(THE TASK):
Report how many lines hold the word "required"; give nothing but the number.

Collected data entries:
################

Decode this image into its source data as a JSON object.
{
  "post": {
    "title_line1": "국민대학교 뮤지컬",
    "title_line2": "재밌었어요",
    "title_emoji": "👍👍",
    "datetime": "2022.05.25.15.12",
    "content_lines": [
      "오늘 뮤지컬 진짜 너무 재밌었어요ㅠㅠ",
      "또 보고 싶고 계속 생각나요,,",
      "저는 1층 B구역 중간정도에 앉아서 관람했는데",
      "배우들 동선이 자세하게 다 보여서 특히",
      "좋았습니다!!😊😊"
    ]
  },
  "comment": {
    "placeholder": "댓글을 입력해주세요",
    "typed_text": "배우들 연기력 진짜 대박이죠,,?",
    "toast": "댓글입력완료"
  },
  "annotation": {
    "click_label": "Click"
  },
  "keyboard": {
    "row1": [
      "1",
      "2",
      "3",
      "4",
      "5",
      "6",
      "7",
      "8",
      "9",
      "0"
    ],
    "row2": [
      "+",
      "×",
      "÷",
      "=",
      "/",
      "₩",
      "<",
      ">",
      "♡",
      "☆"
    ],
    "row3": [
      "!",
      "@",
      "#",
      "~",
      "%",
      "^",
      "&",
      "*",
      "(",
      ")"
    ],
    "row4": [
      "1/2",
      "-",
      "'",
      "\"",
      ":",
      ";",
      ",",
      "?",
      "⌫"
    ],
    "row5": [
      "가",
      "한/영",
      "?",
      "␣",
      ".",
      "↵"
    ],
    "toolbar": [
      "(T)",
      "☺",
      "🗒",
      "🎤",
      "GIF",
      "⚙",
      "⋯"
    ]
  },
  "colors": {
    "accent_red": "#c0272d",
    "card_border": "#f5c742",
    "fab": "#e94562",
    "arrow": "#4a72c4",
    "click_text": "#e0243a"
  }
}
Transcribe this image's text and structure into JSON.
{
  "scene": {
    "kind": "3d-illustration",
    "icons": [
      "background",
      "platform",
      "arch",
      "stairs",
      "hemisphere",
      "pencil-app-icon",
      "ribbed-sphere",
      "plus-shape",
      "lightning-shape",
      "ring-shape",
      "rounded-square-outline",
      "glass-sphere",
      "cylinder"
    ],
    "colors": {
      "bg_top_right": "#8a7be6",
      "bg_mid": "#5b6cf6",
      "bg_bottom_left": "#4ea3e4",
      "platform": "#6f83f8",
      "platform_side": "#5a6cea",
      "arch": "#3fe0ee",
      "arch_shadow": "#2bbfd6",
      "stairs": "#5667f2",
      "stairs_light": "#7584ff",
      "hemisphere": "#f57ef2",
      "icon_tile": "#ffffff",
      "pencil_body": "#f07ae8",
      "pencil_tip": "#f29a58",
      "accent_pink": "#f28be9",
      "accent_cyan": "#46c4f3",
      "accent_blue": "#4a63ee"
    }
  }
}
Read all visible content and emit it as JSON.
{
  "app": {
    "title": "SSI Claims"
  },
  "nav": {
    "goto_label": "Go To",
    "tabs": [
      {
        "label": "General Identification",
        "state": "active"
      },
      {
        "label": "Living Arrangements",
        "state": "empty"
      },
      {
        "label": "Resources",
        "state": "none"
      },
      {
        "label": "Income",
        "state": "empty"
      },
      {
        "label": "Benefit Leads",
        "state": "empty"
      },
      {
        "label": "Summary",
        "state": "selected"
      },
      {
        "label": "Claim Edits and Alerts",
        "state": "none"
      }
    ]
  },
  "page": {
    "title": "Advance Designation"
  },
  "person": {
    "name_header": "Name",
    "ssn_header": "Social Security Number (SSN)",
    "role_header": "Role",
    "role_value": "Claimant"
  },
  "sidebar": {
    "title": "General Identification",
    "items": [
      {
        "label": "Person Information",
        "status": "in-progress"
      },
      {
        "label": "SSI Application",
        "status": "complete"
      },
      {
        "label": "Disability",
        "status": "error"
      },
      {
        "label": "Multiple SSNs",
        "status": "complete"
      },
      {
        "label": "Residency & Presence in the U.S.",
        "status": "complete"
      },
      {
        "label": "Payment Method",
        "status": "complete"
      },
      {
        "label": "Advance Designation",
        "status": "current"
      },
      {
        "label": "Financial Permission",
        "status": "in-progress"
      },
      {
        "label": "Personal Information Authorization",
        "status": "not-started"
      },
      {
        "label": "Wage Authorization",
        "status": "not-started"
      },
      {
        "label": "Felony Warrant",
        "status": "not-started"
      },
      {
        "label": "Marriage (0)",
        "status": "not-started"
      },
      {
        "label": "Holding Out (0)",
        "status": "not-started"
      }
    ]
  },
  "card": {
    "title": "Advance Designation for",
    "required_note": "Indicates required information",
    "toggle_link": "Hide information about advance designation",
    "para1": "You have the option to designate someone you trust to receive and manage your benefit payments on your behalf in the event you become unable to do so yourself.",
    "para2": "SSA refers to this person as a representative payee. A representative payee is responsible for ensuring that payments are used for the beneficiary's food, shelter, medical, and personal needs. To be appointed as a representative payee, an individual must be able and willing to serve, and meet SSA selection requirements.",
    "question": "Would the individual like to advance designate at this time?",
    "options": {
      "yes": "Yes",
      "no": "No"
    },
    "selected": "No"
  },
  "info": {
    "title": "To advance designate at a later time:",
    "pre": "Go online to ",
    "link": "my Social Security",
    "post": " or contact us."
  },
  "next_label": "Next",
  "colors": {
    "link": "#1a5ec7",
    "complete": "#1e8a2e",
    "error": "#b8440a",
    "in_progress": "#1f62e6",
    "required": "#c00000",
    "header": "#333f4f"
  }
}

################

(OUTPUT FOR THIS EXERCISE):
2